* **Records supplied**

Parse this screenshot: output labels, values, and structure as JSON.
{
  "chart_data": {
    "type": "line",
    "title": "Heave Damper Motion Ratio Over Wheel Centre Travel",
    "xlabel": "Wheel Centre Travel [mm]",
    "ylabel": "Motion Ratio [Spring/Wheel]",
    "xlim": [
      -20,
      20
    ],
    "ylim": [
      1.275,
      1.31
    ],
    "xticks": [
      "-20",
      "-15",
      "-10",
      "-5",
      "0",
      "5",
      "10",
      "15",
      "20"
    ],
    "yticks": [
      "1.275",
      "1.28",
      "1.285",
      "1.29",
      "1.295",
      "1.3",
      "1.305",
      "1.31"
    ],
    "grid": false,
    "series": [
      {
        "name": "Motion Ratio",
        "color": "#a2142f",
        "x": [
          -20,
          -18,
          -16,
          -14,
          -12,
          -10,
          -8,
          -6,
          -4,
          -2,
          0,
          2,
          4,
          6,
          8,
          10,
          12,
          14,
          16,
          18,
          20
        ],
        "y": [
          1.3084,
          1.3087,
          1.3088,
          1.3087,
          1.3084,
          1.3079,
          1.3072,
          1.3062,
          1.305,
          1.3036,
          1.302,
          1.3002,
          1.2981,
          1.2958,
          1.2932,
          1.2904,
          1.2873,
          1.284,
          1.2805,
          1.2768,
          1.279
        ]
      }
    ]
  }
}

* **Goal**
Send back each record exactly as it stands.

* **Full answer**
Parse this screenshot: output labels, values, and structure as JSON.
{
  "chart_data": {
    "type": "line",
    "title": "Heave Damper Motion Ratio Over Wheel Centre Travel",
    "xlabel": "Wheel Centre Travel [mm]",
    "ylabel": "Motion Ratio [Spring/Wheel]",
    "xlim": [
      -20,
      20
    ],
    "ylim": [
      1.275,
      1.31
    ],
    "xticks": [
      "-20",
      "-15",
      "-10",
      "-5",
      "0",
      "5",
      "10",
      "15",
      "20"
    ],
    "yticks": [
      "1.275",
      "1.28",
      "1.285",
      "1.29",
      "1.295",
      "1.3",
      "1.305",
      "1.31"
    ],
    "grid": false,
    "series": [
      {
        "name": "Motion Ratio",
        "color": "#a2142f",
        "x": [
          -20,
          -18,
          -16,
          -14,
          -12,
          -10,
          -8,
          -6,
          -4,
          -2,
          0,
          2,
          4,
          6,
          8,
          10,
          12,
          14,
          16,
          18,
          20
        ],
        "y": [
          1.3084,
          1.3087,
          1.3088,
          1.3087,
          1.3084,
          1.3079,
          1.3072,
          1.3062,
          1.305,
          1.3036,
          1.302,
          1.3002,
          1.2981,
          1.2958,
          1.2932,
          1.2904,
          1.2873,
          1.284,
          1.2805,
          1.2768,
          1.279
        ]
      }
    ]
  }
}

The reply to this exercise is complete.